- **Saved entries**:
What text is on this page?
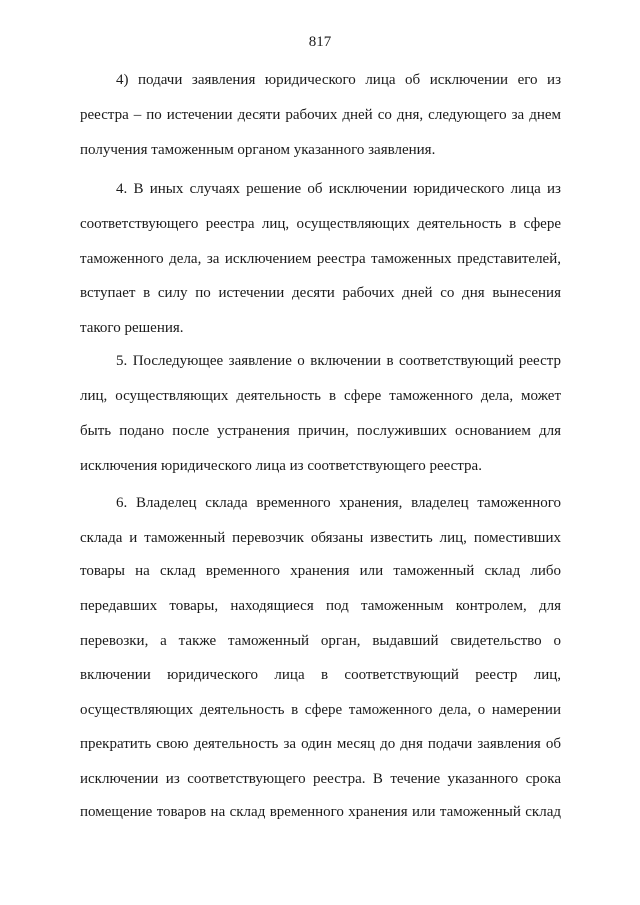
817
4) подачи заявления юридического лица об исключении его из
реестра – по истечении десяти рабочих дней со дня, следующего за днем
получения таможенным органом указанного заявления.
4. В иных случаях решение об исключении юридического лица из
соответствующего реестра лиц, осуществляющих деятельность в сфере
таможенного дела, за исключением реестра таможенных представителей,
вступает в силу по истечении десяти рабочих дней со дня вынесения
такого решения.
5. Последующее заявление о включении в соответствующий реестр
лиц, осуществляющих деятельность в сфере таможенного дела, может
быть подано после устранения причин, послуживших основанием для
исключения юридического лица из соответствующего реестра.
6. Владелец склада временного хранения, владелец таможенного
склада и таможенный перевозчик обязаны известить лиц, поместивших
товары на склад временного хранения или таможенный склад либо
передавших товары, находящиеся под таможенным контролем, для
перевозки, а также таможенный орган, выдавший свидетельство о
включении юридического лица в соответствующий реестр лиц,
осуществляющих деятельность в сфере таможенного дела, о намерении
прекратить свою деятельность за один месяц до дня подачи заявления об
исключении из соответствующего реестра. В течение указанного срока
помещение товаров на склад временного хранения или таможенный склад
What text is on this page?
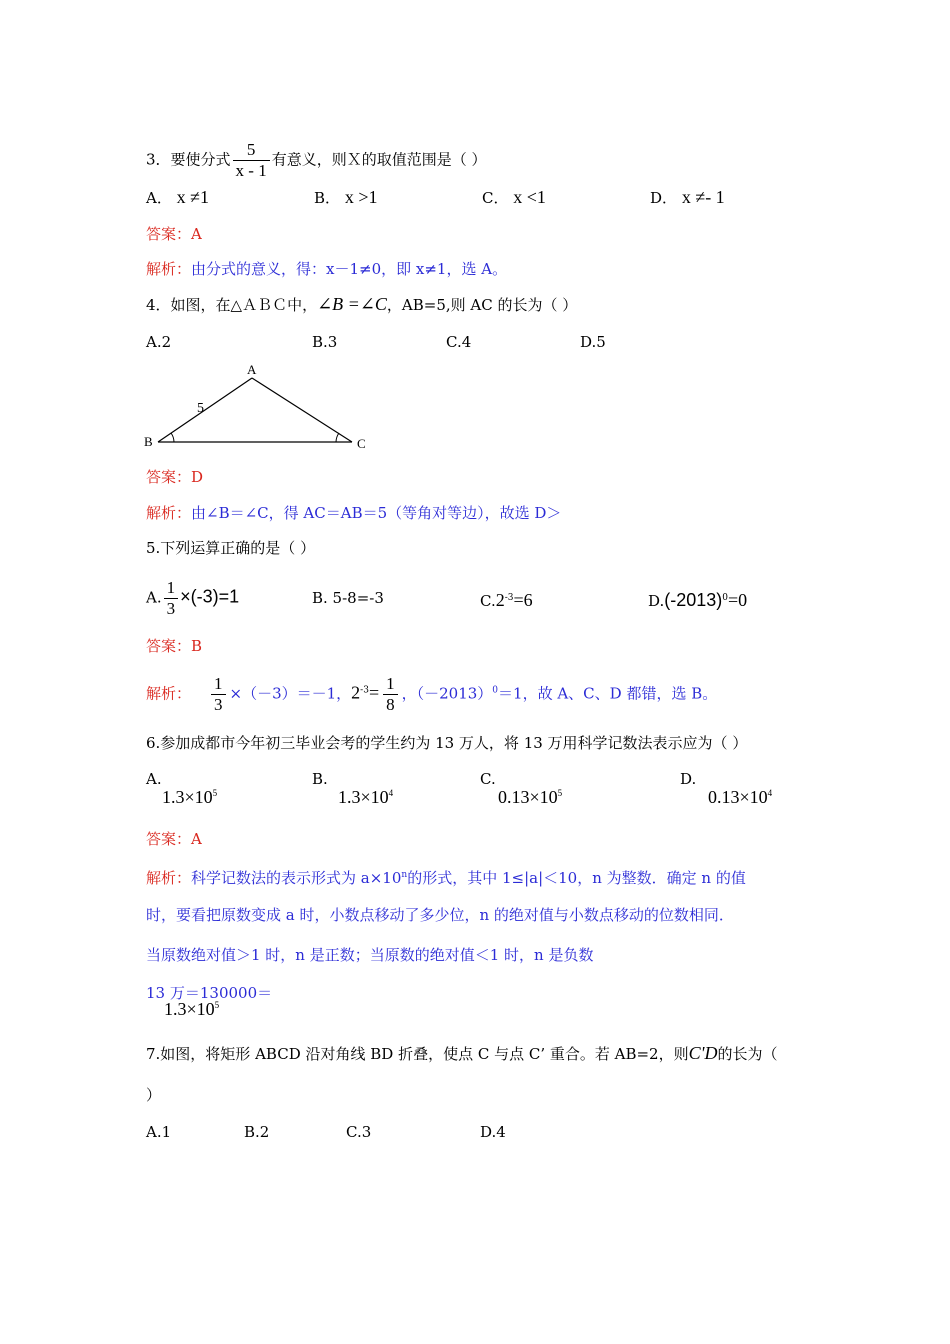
3．要使分式 $\frac{5}{x - 1}$ 有意义，则Ｘ的取值范围是（ ）
A． x ≠1	B． x >1	C． x <1	D． x ≠- 1
答案：A
解析：由分式的意义，得：x－1≠0，即 x≠1，选 A。
4．如图，在△ＡＢＣ中，∠B =∠C，AB=5,则 AC 的长为（ ）
A.2	B.3	C.4	D.5
A
B	C
5
答案：D
解析：由∠B＝∠C，得 AC＝AB＝5（等角对等边），故选 D＞
5.下列运算正确的是（ ）
A. $\frac{1}{3} \times(-3)=1$	B. 5-8=-3	$C.2^{-3}=6$	$D.(-2013)^0=0$
答案：B
解析： $\frac{1}{3} \times(-3)=-1$，$2^{-3}= \frac{1}{8}$ ，$(-2013)^0=1$，故 A、C、D 都错，选 B。
6.参加成都市今年初三毕业会考的学生约为 13 万人，将 13 万用科学记数法表示应为（ ）
A.
$1.3\times 10^5$
B.
$1.3\times 10^4$
C.
$0.13\times 10^5$
D.
$0.13\times 10^4$
答案：A
解析：科学记数法的表示形式为 $a\times 10^n$的形式，其中 1≤|a|＜10，n 为整数．确定 n 的值
时，要看把原数变成 a 时，小数点移动了多少位，n 的绝对值与小数点移动的位数相同．
当原数绝对值＞1 时，n 是正数；当原数的绝对值＜1 时，n 是负数
13 万＝130000＝
$1.3\times 10^5$
7.如图，将矩形 ABCD 沿对角线 BD 折叠，使点 C 与点 C’ 重合。若 AB=2，则C'D的长为（
）
A.1	B.2	C.3	D.4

- **Aim**: Count how many lines of the data include the word "подачи". Your reply should be that number alone.

- **Finished exercise**: 2